What needs to be done >>
Restate every line of the material, word for word.

Records provided >>

= = = =

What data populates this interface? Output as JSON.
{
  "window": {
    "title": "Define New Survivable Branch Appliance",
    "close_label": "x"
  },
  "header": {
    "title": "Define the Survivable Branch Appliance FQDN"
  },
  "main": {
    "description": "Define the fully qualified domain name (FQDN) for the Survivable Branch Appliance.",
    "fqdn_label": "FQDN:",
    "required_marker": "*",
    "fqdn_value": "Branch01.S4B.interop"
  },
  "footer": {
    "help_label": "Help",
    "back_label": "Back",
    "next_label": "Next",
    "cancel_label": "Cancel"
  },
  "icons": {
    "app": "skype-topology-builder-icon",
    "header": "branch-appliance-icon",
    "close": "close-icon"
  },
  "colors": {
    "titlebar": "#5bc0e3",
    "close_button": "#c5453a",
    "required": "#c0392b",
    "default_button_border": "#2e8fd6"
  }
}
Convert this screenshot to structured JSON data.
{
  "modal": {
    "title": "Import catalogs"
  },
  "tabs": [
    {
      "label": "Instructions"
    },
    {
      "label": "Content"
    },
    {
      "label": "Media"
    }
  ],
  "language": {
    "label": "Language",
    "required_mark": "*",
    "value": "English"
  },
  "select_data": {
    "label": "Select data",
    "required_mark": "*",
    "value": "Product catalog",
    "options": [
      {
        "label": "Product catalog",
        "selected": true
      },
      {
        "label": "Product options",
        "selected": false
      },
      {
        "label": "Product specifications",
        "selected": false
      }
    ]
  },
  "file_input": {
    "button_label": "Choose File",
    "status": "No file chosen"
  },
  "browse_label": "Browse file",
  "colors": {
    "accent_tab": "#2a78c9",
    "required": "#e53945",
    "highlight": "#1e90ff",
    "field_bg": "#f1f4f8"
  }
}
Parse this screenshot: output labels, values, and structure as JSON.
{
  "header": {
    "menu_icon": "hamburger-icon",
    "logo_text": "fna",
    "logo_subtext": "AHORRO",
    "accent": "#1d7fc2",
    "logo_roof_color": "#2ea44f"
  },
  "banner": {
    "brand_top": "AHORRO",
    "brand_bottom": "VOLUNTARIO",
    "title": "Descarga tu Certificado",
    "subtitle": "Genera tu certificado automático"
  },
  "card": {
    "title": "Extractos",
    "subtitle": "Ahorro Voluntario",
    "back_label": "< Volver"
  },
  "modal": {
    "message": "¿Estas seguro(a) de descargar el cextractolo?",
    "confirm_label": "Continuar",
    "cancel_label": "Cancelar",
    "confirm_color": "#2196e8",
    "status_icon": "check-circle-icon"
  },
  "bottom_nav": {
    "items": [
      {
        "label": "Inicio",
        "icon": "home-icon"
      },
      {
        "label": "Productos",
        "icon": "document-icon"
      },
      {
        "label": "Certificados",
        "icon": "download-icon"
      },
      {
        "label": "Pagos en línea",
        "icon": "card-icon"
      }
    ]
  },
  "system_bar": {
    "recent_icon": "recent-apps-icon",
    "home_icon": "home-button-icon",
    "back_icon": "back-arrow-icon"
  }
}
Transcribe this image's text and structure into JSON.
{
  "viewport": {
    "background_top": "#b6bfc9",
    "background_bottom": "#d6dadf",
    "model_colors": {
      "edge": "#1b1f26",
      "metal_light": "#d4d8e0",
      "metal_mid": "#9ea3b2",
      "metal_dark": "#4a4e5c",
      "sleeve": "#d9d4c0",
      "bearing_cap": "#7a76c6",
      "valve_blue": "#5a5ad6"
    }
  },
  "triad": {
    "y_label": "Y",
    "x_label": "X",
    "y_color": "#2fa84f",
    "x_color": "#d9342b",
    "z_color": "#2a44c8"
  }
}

= = = =

Exercise answer >>
What data populates this interface? Output as JSON.
{
  "window": {
    "title": "Define New Survivable Branch Appliance",
    "close_label": "x"
  },
  "header": {
    "title": "Define the Survivable Branch Appliance FQDN"
  },
  "main": {
    "description": "Define the fully qualified domain name (FQDN) for the Survivable Branch Appliance.",
    "fqdn_label": "FQDN:",
    "required_marker": "*",
    "fqdn_value": "Branch01.S4B.interop"
  },
  "footer": {
    "help_label": "Help",
    "back_label": "Back",
    "next_label": "Next",
    "cancel_label": "Cancel"
  },
  "icons": {
    "app": "skype-topology-builder-icon",
    "header": "branch-appliance-icon",
    "close": "close-icon"
  },
  "colors": {
    "titlebar": "#5bc0e3",
    "close_button": "#c5453a",
    "required": "#c0392b",
    "default_button_border": "#2e8fd6"
  }
}
Convert this screenshot to structured JSON data.
{
  "modal": {
    "title": "Import catalogs"
  },
  "tabs": [
    {
      "label": "Instructions"
    },
    {
      "label": "Content"
    },
    {
      "label": "Media"
    }
  ],
  "language": {
    "label": "Language",
    "required_mark": "*",
    "value": "English"
  },
  "select_data": {
    "label": "Select data",
    "required_mark": "*",
    "value": "Product catalog",
    "options": [
      {
        "label": "Product catalog",
        "selected": true
      },
      {
        "label": "Product options",
        "selected": false
      },
      {
        "label": "Product specifications",
        "selected": false
      }
    ]
  },
  "file_input": {
    "button_label": "Choose File",
    "status": "No file chosen"
  },
  "browse_label": "Browse file",
  "colors": {
    "accent_tab": "#2a78c9",
    "required": "#e53945",
    "highlight": "#1e90ff",
    "field_bg": "#f1f4f8"
  }
}
Parse this screenshot: output labels, values, and structure as JSON.
{
  "header": {
    "menu_icon": "hamburger-icon",
    "logo_text": "fna",
    "logo_subtext": "AHORRO",
    "accent": "#1d7fc2",
    "logo_roof_color": "#2ea44f"
  },
  "banner": {
    "brand_top": "AHORRO",
    "brand_bottom": "VOLUNTARIO",
    "title": "Descarga tu Certificado",
    "subtitle": "Genera tu certificado automático"
  },
  "card": {
    "title": "Extractos",
    "subtitle": "Ahorro Voluntario",
    "back_label": "< Volver"
  },
  "modal": {
    "message": "¿Estas seguro(a) de descargar el cextractolo?",
    "confirm_label": "Continuar",
    "cancel_label": "Cancelar",
    "confirm_color": "#2196e8",
    "status_icon": "check-circle-icon"
  },
  "bottom_nav": {
    "items": [
      {
        "label": "Inicio",
        "icon": "home-icon"
      },
      {
        "label": "Productos",
        "icon": "document-icon"
      },
      {
        "label": "Certificados",
        "icon": "download-icon"
      },
      {
        "label": "Pagos en línea",
        "icon": "card-icon"
      }
    ]
  },
  "system_bar": {
    "recent_icon": "recent-apps-icon",
    "home_icon": "home-button-icon",
    "back_icon": "back-arrow-icon"
  }
}
Transcribe this image's text and structure into JSON.
{
  "viewport": {
    "background_top": "#b6bfc9",
    "background_bottom": "#d6dadf",
    "model_colors": {
      "edge": "#1b1f26",
      "metal_light": "#d4d8e0",
      "metal_mid": "#9ea3b2",
      "metal_dark": "#4a4e5c",
      "sleeve": "#d9d4c0",
      "bearing_cap": "#7a76c6",
      "valve_blue": "#5a5ad6"
    }
  },
  "triad": {
    "y_label": "Y",
    "x_label": "X",
    "y_color": "#2fa84f",
    "x_color": "#d9342b",
    "z_color": "#2a44c8"
  }
}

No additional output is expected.